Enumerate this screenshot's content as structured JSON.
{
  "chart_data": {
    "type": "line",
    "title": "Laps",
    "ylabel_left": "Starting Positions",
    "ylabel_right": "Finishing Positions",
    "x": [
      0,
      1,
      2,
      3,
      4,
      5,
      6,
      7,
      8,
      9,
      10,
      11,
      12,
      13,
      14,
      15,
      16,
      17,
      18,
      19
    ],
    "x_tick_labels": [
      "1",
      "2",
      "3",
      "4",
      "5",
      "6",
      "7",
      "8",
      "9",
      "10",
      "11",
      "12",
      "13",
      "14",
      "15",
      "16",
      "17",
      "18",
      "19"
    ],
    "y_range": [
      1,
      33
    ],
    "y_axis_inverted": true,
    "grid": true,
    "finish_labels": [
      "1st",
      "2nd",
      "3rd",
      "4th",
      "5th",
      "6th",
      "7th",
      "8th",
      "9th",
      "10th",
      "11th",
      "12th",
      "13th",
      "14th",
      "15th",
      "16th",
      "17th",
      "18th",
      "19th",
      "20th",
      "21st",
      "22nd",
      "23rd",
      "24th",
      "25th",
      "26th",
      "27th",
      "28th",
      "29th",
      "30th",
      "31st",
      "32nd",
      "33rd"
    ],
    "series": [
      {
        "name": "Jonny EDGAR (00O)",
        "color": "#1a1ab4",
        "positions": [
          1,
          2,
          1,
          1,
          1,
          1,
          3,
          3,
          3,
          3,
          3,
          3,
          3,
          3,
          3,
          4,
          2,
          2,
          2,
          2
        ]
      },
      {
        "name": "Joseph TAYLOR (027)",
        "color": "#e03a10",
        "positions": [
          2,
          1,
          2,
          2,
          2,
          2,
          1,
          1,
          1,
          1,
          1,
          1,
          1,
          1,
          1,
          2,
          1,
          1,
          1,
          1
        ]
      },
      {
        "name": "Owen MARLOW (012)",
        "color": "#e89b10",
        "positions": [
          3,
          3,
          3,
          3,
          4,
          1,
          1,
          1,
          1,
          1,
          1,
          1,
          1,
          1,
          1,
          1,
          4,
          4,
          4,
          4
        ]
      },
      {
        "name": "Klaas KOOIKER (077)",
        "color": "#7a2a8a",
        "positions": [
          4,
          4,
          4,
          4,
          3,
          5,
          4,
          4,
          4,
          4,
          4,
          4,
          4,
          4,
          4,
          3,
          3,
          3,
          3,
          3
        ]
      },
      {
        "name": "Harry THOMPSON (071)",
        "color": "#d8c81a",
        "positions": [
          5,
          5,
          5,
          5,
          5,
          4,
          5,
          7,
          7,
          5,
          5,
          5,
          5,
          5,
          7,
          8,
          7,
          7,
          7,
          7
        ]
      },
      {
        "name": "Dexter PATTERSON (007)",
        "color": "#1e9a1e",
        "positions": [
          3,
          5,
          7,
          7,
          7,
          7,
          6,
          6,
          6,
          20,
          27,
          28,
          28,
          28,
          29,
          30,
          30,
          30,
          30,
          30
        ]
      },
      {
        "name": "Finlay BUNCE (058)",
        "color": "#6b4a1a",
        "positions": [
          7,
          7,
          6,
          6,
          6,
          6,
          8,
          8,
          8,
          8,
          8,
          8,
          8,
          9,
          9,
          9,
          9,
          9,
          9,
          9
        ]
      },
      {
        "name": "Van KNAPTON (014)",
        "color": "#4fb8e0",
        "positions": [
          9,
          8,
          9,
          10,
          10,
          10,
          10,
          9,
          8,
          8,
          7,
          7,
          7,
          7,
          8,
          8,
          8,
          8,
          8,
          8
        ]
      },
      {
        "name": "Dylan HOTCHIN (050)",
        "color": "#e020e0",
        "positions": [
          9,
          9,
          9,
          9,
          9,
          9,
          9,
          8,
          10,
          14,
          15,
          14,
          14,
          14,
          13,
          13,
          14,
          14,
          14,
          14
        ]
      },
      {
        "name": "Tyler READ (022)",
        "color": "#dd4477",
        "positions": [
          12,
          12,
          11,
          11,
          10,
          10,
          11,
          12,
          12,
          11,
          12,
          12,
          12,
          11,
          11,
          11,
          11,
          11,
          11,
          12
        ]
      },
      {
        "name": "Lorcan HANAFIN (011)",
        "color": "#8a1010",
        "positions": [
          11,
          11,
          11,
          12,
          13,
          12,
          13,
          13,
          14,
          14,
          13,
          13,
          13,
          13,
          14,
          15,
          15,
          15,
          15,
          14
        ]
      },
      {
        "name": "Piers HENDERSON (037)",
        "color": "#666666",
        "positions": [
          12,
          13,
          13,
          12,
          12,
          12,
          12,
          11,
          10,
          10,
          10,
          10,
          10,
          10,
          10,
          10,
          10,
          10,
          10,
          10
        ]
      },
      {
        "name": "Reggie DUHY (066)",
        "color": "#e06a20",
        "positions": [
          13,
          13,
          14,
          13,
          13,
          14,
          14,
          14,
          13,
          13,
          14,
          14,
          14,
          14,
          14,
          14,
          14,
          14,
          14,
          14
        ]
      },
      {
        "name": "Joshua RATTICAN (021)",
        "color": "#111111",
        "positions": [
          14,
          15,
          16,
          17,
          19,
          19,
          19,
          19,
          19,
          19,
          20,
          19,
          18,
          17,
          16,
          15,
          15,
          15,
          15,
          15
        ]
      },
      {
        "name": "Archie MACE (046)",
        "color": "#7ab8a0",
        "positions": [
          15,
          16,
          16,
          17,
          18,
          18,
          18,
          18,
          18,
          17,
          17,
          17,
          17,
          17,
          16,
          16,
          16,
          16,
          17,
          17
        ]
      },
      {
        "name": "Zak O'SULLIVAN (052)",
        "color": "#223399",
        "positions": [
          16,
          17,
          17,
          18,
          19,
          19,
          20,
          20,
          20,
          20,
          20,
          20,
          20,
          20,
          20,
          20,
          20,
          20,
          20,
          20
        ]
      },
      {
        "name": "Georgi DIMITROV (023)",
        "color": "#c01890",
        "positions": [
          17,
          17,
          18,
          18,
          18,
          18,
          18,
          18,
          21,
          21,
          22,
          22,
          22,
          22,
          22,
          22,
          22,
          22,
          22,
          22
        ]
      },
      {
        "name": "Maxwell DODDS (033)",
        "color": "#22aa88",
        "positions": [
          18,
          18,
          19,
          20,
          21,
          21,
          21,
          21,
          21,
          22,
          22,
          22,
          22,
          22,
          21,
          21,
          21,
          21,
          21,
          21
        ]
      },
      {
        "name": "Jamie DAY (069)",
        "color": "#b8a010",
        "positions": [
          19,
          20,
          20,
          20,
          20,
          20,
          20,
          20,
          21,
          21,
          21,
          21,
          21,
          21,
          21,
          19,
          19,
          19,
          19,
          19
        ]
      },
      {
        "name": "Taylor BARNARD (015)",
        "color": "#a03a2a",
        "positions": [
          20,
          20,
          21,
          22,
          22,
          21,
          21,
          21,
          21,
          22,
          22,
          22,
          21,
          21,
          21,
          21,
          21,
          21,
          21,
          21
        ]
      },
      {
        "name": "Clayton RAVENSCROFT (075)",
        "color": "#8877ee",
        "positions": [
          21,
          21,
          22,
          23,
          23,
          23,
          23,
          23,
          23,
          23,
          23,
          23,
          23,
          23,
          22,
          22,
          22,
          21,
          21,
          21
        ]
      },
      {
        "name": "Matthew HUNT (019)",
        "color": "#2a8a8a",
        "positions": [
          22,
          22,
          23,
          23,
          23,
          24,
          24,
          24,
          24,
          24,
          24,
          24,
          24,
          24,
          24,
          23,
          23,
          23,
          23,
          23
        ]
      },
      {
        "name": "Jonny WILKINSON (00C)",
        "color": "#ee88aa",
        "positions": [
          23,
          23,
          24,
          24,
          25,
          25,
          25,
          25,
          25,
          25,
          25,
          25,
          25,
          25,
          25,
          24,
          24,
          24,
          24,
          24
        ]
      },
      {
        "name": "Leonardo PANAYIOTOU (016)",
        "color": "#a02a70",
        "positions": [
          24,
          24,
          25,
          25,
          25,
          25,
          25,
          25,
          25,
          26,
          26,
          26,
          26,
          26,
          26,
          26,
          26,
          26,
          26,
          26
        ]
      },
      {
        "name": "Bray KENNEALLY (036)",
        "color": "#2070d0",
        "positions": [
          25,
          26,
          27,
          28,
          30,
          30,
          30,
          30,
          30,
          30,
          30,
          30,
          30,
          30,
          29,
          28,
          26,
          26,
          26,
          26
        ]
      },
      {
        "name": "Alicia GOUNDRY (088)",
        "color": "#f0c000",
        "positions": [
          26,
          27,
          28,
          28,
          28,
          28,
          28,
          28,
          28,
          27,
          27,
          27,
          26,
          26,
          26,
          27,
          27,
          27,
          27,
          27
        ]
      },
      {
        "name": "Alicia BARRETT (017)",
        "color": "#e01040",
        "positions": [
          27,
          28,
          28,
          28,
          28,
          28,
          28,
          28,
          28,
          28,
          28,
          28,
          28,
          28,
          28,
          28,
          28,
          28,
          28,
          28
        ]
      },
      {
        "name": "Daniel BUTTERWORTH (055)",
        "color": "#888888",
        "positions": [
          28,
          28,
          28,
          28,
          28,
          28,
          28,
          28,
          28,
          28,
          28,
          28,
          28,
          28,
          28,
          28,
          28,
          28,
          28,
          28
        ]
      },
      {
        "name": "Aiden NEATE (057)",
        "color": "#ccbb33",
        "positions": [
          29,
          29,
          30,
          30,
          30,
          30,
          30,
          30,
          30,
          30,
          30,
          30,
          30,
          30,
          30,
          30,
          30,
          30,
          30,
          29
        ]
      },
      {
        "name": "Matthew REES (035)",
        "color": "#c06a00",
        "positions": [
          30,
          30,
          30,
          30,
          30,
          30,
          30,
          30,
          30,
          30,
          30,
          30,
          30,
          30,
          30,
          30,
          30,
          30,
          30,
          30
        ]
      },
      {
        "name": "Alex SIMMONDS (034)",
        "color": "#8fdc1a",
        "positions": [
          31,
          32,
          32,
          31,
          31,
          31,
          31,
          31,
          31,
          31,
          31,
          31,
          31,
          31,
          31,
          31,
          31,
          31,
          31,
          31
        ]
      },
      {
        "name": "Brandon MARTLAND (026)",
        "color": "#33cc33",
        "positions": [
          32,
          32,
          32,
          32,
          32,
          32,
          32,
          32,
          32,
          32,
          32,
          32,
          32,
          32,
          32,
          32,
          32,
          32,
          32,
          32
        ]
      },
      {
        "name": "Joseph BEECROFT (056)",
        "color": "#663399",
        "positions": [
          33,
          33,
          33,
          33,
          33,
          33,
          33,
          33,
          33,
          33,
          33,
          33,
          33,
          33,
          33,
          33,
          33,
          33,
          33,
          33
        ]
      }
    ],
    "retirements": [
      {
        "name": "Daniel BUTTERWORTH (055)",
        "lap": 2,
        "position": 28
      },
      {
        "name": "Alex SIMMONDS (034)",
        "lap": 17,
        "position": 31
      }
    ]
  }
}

----

Copy each line above that contains the word "Matthew".

FINAL RESULT:
        "name": "Matthew HUNT (019)",
        "name": "Matthew REES (035)",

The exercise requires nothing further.